DATA PROVIDED
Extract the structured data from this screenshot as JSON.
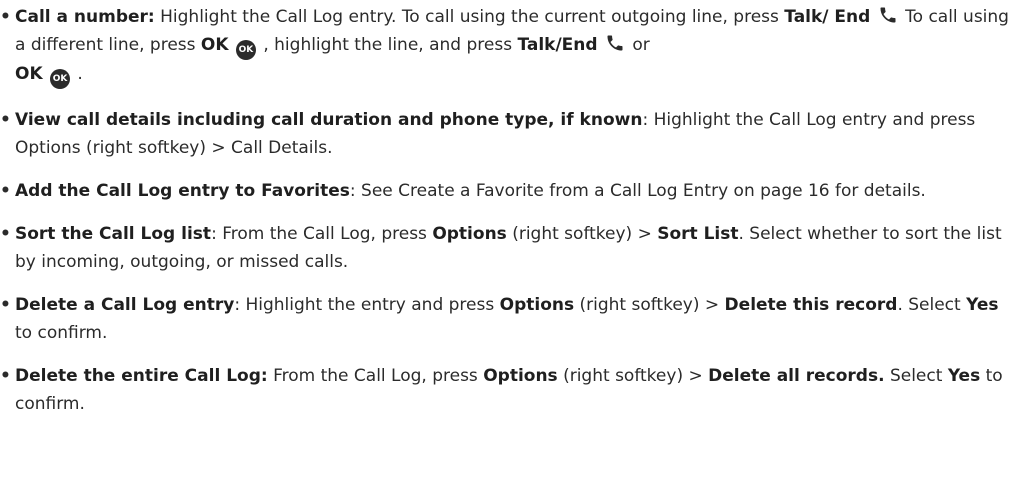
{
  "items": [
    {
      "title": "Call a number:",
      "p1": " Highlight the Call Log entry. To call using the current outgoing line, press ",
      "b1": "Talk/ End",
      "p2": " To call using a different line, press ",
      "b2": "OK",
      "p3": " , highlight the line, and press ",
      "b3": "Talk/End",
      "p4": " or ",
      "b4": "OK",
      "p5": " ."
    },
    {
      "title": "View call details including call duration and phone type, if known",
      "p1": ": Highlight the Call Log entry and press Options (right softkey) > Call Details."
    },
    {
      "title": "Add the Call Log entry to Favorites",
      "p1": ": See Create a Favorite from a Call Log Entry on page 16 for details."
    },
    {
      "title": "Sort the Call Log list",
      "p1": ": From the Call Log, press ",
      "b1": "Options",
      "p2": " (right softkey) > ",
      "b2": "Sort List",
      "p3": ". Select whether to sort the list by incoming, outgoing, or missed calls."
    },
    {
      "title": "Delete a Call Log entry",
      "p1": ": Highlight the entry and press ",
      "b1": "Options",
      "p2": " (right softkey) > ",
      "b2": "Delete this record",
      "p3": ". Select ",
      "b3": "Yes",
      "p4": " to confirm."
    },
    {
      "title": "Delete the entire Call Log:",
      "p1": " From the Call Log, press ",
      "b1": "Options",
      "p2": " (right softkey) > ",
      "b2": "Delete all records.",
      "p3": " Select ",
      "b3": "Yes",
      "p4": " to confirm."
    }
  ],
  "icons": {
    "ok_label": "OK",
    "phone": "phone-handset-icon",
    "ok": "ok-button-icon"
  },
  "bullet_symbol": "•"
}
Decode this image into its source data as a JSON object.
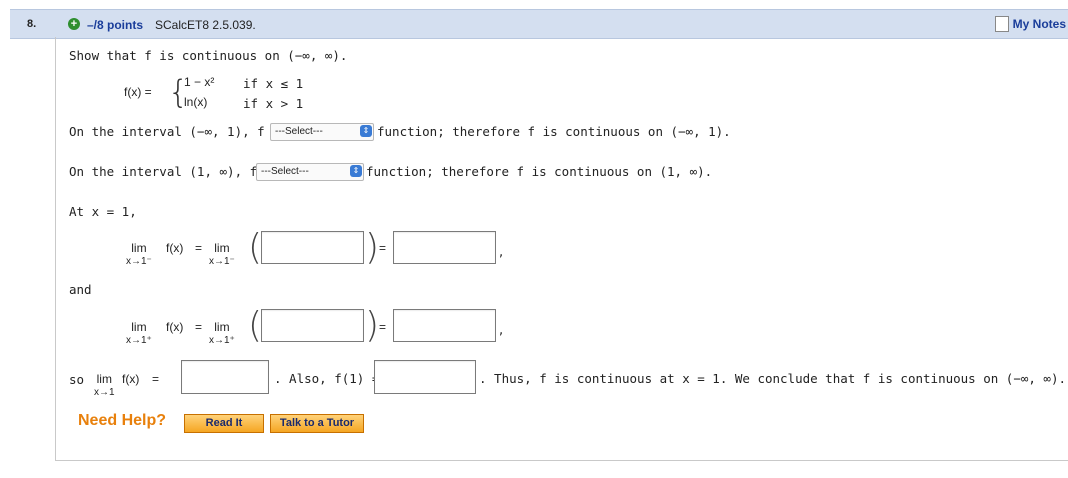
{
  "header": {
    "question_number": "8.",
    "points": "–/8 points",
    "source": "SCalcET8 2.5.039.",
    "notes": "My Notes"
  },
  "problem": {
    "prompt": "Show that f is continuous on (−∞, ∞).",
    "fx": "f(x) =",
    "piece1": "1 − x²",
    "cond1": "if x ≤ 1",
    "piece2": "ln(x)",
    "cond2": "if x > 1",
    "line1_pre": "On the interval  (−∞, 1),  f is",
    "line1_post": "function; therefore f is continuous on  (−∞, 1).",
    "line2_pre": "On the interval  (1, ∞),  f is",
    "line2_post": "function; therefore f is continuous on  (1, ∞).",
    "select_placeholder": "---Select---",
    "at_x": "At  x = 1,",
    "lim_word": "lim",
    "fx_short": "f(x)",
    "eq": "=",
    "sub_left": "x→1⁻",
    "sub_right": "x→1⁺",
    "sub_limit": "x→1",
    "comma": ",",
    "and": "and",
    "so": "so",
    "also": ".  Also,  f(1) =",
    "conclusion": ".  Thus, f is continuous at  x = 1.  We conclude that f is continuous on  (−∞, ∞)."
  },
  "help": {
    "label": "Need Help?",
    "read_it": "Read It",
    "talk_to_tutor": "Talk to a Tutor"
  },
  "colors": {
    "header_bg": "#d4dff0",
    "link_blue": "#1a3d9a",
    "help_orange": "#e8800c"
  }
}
* * *
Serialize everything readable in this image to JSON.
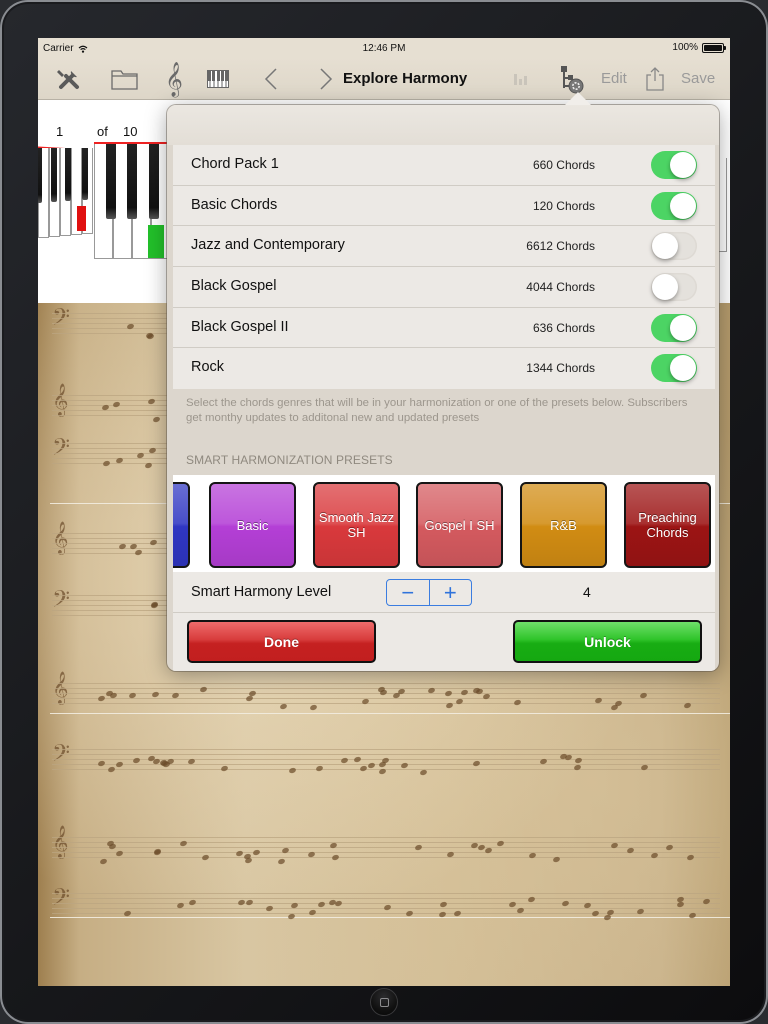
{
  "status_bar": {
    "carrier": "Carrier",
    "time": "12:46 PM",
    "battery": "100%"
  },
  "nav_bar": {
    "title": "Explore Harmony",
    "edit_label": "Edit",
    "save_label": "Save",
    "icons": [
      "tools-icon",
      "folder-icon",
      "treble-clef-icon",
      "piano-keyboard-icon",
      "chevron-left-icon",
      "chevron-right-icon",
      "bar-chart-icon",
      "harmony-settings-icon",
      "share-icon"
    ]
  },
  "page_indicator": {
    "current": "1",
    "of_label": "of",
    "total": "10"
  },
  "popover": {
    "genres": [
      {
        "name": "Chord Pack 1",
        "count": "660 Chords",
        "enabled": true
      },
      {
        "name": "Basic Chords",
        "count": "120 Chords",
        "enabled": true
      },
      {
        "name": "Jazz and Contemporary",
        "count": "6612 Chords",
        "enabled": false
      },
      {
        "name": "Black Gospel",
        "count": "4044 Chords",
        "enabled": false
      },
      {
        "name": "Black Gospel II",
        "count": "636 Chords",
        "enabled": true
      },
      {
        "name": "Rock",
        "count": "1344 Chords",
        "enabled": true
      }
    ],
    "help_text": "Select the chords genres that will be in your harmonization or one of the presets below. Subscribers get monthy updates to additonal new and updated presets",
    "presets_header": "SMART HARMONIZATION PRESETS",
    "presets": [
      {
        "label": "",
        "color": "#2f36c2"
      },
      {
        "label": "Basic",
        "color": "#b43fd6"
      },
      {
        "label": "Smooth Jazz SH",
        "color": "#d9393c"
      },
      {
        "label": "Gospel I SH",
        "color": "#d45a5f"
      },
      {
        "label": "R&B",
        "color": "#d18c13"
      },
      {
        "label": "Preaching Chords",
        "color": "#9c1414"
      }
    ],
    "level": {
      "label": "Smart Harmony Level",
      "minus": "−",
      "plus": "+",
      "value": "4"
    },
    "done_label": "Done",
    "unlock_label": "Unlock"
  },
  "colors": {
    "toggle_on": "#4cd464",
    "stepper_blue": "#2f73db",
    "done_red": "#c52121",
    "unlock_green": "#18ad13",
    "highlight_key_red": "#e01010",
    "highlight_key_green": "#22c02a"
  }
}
* * *
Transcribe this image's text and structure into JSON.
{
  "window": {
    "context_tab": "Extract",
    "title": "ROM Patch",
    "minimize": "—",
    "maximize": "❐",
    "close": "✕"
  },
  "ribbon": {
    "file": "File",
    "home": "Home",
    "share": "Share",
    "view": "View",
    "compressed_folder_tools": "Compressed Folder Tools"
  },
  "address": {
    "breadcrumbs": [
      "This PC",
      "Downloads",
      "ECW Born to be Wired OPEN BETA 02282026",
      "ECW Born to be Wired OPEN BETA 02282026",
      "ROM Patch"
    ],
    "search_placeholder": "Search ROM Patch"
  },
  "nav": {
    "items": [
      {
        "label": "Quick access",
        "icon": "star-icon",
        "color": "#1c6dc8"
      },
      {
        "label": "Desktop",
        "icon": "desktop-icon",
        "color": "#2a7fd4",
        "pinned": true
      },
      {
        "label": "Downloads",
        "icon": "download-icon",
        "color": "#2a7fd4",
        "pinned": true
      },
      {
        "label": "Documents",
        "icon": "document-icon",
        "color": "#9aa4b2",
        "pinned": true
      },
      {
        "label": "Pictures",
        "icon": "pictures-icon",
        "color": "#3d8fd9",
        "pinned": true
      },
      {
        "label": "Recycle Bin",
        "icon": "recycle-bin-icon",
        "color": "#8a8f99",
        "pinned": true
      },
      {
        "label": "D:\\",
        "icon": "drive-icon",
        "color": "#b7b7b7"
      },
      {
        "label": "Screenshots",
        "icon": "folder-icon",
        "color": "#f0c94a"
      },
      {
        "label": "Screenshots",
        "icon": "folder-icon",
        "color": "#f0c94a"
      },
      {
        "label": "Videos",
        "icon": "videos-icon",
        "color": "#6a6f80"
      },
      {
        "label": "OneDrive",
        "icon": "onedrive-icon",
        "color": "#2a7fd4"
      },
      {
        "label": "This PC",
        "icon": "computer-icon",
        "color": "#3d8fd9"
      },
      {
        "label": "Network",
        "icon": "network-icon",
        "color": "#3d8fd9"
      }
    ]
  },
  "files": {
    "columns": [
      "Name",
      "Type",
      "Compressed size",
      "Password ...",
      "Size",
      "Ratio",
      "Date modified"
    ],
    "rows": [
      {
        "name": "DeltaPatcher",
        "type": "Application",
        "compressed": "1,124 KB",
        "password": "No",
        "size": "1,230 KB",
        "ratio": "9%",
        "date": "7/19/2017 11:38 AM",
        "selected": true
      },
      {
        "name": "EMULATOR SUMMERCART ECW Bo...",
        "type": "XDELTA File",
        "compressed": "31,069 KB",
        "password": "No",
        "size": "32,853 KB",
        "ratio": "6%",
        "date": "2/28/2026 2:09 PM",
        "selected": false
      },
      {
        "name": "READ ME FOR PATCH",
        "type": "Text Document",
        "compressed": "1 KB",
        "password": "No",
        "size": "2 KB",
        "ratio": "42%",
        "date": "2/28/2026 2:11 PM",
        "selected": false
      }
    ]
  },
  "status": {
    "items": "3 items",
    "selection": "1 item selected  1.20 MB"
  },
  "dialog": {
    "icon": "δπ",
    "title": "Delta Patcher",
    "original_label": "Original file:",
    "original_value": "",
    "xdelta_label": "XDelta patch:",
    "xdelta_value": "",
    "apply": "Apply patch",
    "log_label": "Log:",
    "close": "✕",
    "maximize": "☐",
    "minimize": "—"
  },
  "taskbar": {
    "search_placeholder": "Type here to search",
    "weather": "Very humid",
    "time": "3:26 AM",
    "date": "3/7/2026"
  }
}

WORK REQUIRED
Above are lines of data; state how many of them contain the word "Black", with no other output.

WRITTEN RESPONSE
2